* _PROMPT_
Omit the pictures, then write out every entry exactly as it reads.

** Start WORKING DATA **

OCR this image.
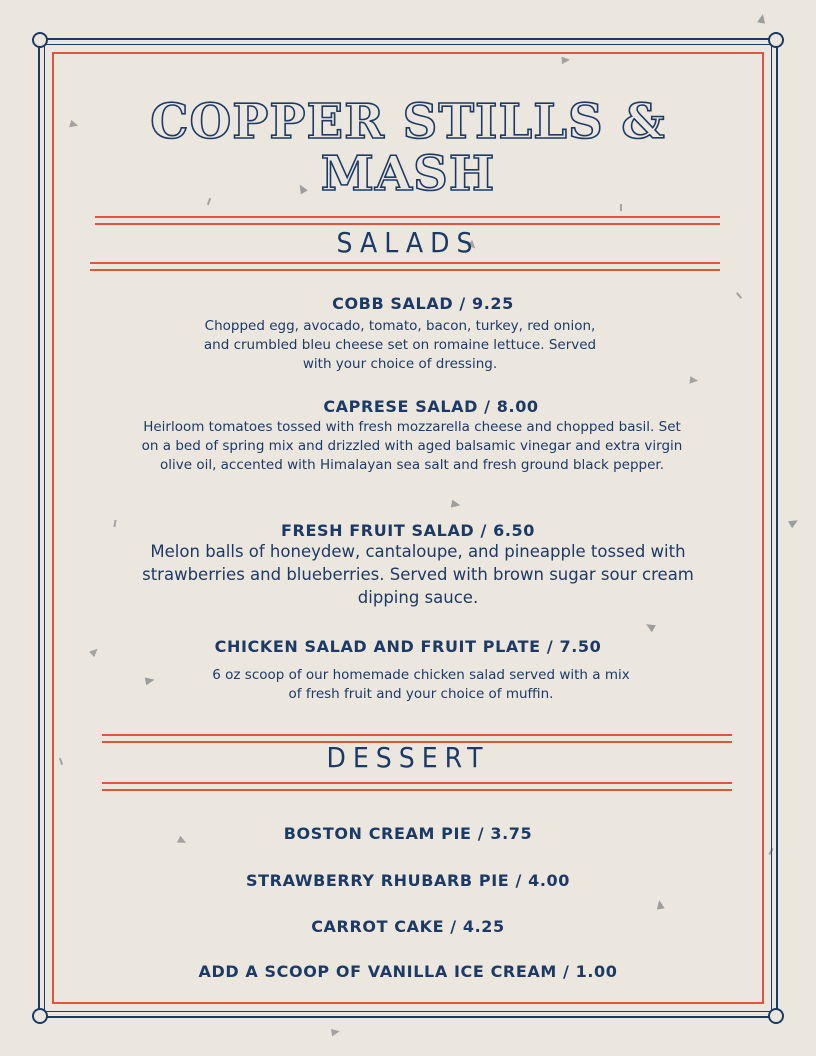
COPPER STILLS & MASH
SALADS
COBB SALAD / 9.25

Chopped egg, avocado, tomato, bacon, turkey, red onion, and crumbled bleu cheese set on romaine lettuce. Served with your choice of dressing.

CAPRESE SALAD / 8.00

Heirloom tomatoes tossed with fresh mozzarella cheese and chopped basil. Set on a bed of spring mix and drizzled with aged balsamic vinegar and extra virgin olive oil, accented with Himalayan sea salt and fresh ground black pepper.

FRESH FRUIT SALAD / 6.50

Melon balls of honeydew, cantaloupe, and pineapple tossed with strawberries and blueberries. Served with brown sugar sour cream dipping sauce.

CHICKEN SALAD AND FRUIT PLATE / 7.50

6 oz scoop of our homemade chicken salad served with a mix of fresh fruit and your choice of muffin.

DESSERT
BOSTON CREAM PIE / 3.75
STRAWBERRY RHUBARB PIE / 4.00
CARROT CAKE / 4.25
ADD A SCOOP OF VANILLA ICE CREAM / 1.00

** End WORKING DATA **

* _FINISHED EXERCISE_
OCR this image.
COPPER STILLS & MASH
SALADS
COBB SALAD / 9.25

Chopped egg, avocado, tomato, bacon, turkey, red onion, and crumbled bleu cheese set on romaine lettuce. Served with your choice of dressing.

CAPRESE SALAD / 8.00

Heirloom tomatoes tossed with fresh mozzarella cheese and chopped basil. Set on a bed of spring mix and drizzled with aged balsamic vinegar and extra virgin olive oil, accented with Himalayan sea salt and fresh ground black pepper.

FRESH FRUIT SALAD / 6.50

Melon balls of honeydew, cantaloupe, and pineapple tossed with strawberries and blueberries. Served with brown sugar sour cream dipping sauce.

CHICKEN SALAD AND FRUIT PLATE / 7.50

6 oz scoop of our homemade chicken salad served with a mix of fresh fruit and your choice of muffin.

DESSERT
BOSTON CREAM PIE / 3.75
STRAWBERRY RHUBARB PIE / 4.00
CARROT CAKE / 4.25
ADD A SCOOP OF VANILLA ICE CREAM / 1.00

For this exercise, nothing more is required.